• PROMPT: Listed below are entries; give the number of lines among them that include "dont", and only that number.

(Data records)

------------------------------

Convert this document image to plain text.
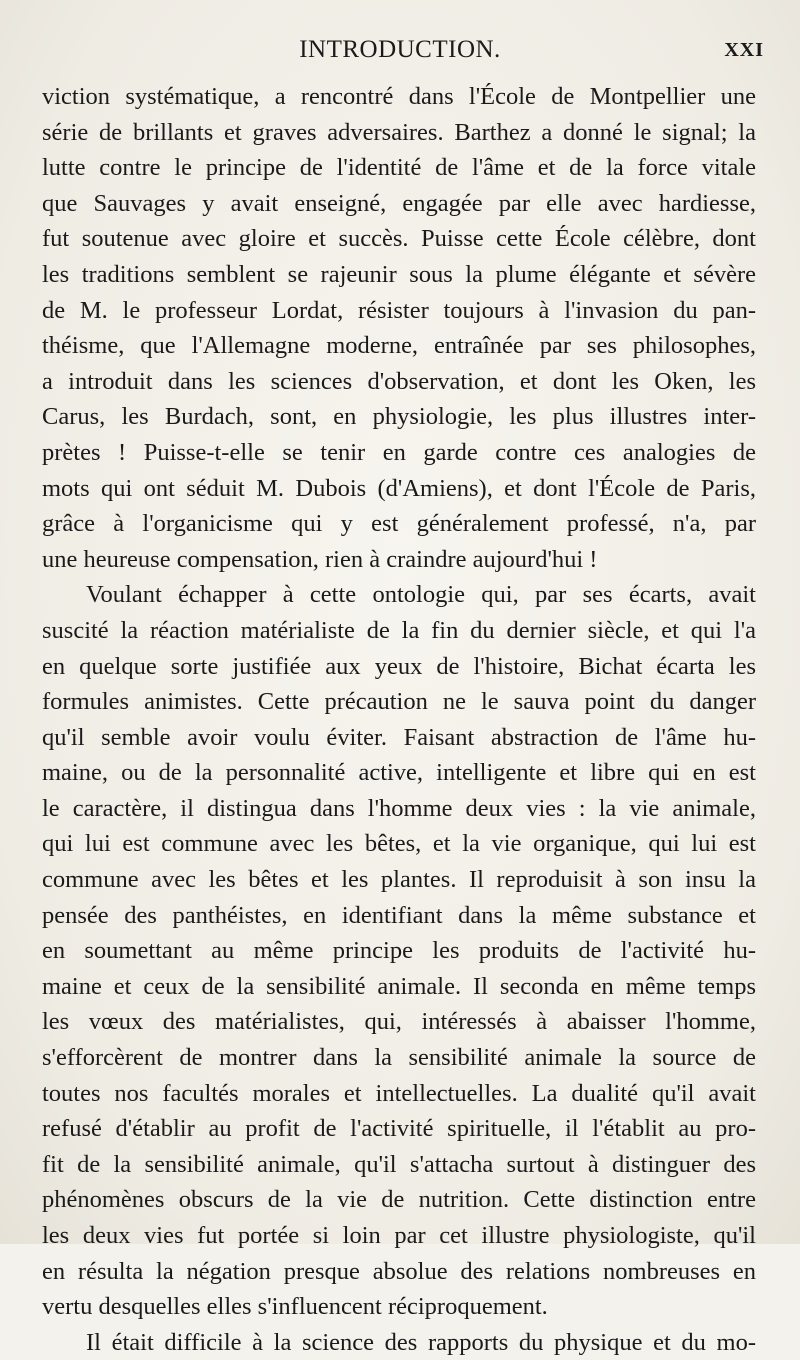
INTRODUCTION.	XXI
viction systématique, a rencontré dans l'École de Montpellier une
série de brillants et graves adversaires. Barthez a donné le signal; la
lutte contre le principe de l'identité de l'âme et de la force vitale
que Sauvages y avait enseigné, engagée par elle avec hardiesse,
fut soutenue avec gloire et succès. Puisse cette École célèbre, dont
les traditions semblent se rajeunir sous la plume élégante et sévère
de M. le professeur Lordat, résister toujours à l'invasion du pan-
théisme, que l'Allemagne moderne, entraînée par ses philosophes,
a introduit dans les sciences d'observation, et dont les Oken, les
Carus, les Burdach, sont, en physiologie, les plus illustres inter-
prètes ! Puisse-t-elle se tenir en garde contre ces analogies de
mots qui ont séduit M. Dubois (d'Amiens), et dont l'École de Paris,
grâce à l'organicisme qui y est généralement professé, n'a, par
une heureuse compensation, rien à craindre aujourd'hui !
Voulant échapper à cette ontologie qui, par ses écarts, avait
suscité la réaction matérialiste de la fin du dernier siècle, et qui l'a
en quelque sorte justifiée aux yeux de l'histoire, Bichat écarta les
formules animistes. Cette précaution ne le sauva point du danger
qu'il semble avoir voulu éviter. Faisant abstraction de l'âme hu-
maine, ou de la personnalité active, intelligente et libre qui en est
le caractère, il distingua dans l'homme deux vies : la vie animale,
qui lui est commune avec les bêtes, et la vie organique, qui lui est
commune avec les bêtes et les plantes. Il reproduisit à son insu la
pensée des panthéistes, en identifiant dans la même substance et
en soumettant au même principe les produits de l'activité hu-
maine et ceux de la sensibilité animale. Il seconda en même temps
les vœux des matérialistes, qui, intéressés à abaisser l'homme,
s'efforcèrent de montrer dans la sensibilité animale la source de
toutes nos facultés morales et intellectuelles. La dualité qu'il avait
refusé d'établir au profit de l'activité spirituelle, il l'établit au pro-
fit de la sensibilité animale, qu'il s'attacha surtout à distinguer des
phénomènes obscurs de la vie de nutrition. Cette distinction entre
les deux vies fut portée si loin par cet illustre physiologiste, qu'il
en résulta la négation presque absolue des relations nombreuses en
vertu desquelles elles s'influencent réciproquement.
Il était difficile à la science des rapports du physique et du mo-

------------------------------

• ANSWER TO THIS PROBLEM: 3